─── Material proporcionado ───
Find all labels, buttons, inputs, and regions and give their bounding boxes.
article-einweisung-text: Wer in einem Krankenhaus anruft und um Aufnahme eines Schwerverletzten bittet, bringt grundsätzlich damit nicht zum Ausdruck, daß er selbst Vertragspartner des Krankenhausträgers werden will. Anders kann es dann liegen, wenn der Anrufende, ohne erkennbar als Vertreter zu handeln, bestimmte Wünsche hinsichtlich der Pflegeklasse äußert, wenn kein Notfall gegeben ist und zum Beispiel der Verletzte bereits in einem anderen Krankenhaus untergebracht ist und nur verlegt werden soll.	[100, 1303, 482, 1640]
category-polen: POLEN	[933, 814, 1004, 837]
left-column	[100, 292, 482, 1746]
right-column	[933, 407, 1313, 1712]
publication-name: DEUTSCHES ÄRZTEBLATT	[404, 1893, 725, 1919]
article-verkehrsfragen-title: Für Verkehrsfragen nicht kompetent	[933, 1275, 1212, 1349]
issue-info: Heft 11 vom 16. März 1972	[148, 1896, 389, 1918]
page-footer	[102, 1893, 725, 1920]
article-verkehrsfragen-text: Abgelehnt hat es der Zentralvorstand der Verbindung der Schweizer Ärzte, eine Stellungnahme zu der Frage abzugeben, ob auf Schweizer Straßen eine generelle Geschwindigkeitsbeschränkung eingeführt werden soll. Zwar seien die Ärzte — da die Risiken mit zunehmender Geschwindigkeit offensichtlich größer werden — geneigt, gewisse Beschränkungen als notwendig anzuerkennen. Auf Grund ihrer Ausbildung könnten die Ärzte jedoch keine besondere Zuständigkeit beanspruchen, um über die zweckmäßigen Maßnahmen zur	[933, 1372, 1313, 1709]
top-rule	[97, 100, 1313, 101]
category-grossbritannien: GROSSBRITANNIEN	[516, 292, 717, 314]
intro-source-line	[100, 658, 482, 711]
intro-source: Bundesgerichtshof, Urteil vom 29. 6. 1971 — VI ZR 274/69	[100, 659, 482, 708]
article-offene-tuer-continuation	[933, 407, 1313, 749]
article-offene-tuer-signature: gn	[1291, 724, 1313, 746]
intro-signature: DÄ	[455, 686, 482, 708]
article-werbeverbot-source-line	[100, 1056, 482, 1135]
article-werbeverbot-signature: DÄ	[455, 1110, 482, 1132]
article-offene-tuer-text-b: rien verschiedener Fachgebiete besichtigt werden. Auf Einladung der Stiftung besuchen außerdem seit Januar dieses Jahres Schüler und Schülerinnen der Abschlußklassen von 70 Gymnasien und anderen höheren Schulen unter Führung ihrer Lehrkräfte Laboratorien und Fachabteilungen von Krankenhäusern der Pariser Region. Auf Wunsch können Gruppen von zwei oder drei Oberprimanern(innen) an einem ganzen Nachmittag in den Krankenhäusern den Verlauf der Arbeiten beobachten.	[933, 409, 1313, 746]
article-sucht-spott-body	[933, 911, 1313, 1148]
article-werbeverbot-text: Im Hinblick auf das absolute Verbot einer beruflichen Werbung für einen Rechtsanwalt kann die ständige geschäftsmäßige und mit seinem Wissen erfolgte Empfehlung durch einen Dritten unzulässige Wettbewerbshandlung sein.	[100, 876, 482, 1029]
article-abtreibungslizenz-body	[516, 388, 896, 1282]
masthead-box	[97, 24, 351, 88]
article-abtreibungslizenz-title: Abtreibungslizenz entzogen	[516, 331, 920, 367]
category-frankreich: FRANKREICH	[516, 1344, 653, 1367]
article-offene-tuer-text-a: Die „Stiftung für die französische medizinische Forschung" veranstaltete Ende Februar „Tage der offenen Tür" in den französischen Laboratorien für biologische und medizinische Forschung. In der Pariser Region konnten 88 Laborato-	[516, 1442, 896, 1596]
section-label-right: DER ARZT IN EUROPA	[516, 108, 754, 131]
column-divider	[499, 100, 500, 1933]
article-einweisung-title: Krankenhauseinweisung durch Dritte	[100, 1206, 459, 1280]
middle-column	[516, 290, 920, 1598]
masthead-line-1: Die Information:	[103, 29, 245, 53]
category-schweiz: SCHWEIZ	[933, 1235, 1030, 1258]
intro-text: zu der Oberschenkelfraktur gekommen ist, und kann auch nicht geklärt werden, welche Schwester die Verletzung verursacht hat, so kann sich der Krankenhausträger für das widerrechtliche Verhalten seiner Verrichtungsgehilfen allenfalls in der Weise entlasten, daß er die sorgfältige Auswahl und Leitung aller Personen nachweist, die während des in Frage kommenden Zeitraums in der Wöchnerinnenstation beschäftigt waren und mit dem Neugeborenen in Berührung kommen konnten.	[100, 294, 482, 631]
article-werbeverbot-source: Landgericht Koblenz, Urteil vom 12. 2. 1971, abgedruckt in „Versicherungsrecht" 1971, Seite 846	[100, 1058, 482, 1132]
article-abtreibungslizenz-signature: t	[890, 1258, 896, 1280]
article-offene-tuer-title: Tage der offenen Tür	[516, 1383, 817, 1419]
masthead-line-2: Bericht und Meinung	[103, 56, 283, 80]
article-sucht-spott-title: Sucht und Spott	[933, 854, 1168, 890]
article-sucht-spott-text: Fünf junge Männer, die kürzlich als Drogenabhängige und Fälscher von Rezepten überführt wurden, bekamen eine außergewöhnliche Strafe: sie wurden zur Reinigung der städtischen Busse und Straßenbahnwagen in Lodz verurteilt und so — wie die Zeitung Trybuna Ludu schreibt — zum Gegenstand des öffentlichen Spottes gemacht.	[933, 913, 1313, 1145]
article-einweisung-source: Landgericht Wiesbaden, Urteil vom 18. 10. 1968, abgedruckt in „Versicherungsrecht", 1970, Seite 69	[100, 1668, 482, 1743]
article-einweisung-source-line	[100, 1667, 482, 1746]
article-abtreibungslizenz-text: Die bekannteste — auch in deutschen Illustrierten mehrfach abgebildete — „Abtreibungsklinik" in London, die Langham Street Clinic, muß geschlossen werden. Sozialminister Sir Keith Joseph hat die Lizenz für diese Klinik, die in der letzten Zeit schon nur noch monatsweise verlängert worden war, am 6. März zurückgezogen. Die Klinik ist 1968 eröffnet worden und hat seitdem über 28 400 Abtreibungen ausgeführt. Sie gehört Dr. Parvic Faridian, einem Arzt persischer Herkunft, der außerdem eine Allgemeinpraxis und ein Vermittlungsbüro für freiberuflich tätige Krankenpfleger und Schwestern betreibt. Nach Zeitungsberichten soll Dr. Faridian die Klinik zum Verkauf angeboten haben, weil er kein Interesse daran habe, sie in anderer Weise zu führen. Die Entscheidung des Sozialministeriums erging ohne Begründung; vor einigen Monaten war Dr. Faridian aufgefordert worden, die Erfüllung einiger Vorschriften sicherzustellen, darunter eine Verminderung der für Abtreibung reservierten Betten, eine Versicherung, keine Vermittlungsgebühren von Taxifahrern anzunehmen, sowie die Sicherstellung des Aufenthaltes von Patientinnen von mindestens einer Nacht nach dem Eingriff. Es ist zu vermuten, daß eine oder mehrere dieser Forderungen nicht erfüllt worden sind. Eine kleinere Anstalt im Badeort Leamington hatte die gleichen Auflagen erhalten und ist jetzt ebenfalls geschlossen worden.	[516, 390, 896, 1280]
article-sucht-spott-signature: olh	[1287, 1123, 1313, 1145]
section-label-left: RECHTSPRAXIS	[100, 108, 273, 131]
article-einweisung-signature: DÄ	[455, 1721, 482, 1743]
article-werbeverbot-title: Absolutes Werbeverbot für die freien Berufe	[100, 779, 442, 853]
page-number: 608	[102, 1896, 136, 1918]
───
Edita el material desde su comienzo hasta la línea que contiene "1893, 725, 1920]", ambas incluidas, cambiando "Vertragspartner" por "Geschäftspartner" sin tocar nada más. Devuelve únicamente esas líneas.

Find all labels, buttons, inputs, and regions and give their bounding boxes.
article-einweisung-text: Wer in einem Krankenhaus anruft und um Aufnahme eines Schwerverletzten bittet, bringt grundsätzlich damit nicht zum Ausdruck, daß er selbst Geschäftspartner des Krankenhausträgers werden will. Anders kann es dann liegen, wenn der Anrufende, ohne erkennbar als Vertreter zu handeln, bestimmte Wünsche hinsichtlich der Pflegeklasse äußert, wenn kein Notfall gegeben ist und zum Beispiel der Verletzte bereits in einem anderen Krankenhaus untergebracht ist und nur verlegt werden soll.	[100, 1303, 482, 1640]
category-polen: POLEN	[933, 814, 1004, 837]
left-column	[100, 292, 482, 1746]
right-column	[933, 407, 1313, 1712]
publication-name: DEUTSCHES ÄRZTEBLATT	[404, 1893, 725, 1919]
article-verkehrsfragen-title: Für Verkehrsfragen nicht kompetent	[933, 1275, 1212, 1349]
issue-info: Heft 11 vom 16. März 1972	[148, 1896, 389, 1918]
page-footer	[102, 1893, 725, 1920]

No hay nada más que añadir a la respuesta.